# [What the task asks]
Check each line below for the word "same", and copy those that have it.

# [Exercise inputs]
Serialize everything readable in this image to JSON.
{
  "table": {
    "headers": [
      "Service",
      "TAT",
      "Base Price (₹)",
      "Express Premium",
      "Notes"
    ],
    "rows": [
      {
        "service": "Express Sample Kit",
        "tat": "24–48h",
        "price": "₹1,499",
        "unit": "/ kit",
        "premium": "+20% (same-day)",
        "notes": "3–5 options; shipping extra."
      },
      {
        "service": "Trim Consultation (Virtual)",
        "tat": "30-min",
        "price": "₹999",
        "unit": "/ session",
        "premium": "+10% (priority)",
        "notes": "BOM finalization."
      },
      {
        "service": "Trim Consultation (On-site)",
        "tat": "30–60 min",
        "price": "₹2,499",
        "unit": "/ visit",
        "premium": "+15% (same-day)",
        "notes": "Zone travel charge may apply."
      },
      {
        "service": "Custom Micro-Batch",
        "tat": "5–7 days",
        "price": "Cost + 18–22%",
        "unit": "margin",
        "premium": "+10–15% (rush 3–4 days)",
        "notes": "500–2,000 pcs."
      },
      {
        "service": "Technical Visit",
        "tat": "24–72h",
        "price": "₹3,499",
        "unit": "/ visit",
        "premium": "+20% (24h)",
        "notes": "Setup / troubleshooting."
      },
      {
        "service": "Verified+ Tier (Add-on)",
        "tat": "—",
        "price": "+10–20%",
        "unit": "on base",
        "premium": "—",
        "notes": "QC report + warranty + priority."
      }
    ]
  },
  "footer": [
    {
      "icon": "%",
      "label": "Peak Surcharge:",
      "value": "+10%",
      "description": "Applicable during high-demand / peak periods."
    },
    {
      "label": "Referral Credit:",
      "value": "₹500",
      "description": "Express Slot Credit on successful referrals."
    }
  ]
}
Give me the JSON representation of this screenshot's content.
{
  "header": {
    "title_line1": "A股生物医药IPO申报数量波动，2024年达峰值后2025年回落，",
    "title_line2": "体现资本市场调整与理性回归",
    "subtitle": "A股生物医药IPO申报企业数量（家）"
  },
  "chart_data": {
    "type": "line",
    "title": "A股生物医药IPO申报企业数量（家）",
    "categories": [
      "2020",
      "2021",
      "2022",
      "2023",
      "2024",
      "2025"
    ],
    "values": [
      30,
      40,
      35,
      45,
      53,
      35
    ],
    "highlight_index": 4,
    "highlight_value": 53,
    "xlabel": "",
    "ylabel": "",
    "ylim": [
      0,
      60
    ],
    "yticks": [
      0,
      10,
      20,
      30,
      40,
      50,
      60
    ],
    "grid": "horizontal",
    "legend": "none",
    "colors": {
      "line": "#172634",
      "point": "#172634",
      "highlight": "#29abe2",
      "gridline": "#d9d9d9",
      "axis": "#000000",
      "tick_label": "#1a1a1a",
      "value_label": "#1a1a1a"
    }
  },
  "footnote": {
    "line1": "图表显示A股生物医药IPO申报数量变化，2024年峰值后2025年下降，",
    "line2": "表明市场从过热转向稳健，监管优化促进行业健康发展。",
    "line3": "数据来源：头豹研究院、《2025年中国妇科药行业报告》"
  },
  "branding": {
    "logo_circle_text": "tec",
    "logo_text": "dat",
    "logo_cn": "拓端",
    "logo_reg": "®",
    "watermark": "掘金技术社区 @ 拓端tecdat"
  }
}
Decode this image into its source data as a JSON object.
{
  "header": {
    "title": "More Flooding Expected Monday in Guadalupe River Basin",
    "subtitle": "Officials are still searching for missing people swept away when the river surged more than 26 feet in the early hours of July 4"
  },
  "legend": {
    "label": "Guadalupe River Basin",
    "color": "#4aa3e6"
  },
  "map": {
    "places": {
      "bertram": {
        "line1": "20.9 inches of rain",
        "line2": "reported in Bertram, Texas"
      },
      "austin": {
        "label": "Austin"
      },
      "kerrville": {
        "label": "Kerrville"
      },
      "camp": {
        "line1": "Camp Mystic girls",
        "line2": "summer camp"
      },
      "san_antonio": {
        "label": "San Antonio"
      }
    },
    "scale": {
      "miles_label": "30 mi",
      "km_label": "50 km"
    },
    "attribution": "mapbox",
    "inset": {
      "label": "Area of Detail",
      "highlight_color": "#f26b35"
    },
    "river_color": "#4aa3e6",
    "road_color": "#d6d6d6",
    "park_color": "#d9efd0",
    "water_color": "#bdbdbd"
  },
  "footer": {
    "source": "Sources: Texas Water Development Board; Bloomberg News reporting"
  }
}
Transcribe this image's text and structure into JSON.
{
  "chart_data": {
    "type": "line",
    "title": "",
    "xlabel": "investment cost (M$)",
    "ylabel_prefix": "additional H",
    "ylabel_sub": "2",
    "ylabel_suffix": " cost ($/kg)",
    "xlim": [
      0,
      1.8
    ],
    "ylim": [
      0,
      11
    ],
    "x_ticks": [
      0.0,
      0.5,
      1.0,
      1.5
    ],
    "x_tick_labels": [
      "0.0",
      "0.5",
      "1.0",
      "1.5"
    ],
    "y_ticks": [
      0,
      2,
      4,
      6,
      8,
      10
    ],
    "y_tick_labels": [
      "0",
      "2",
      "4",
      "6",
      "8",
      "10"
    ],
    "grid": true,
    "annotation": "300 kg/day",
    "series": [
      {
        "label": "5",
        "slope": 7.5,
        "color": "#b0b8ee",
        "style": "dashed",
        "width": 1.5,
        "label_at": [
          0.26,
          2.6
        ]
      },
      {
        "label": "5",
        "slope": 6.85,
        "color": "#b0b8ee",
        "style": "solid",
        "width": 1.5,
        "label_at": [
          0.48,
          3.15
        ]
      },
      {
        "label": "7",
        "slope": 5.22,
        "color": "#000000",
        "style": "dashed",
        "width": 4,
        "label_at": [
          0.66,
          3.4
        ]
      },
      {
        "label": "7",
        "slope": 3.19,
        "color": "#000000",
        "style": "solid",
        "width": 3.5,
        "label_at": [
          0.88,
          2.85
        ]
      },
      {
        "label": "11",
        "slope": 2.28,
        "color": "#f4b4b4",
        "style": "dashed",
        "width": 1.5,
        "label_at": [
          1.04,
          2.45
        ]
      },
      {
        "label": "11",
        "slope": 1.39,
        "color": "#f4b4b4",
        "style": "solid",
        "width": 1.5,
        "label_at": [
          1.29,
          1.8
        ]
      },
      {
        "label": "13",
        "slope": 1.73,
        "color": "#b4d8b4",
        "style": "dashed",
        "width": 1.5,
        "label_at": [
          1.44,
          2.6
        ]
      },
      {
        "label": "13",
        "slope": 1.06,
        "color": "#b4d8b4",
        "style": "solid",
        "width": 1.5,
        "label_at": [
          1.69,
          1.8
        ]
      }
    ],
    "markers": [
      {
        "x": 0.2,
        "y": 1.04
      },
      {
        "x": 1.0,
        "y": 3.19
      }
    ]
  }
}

# [Task output]
        "premium": "+20% (same-day)",
        "premium": "+15% (same-day)",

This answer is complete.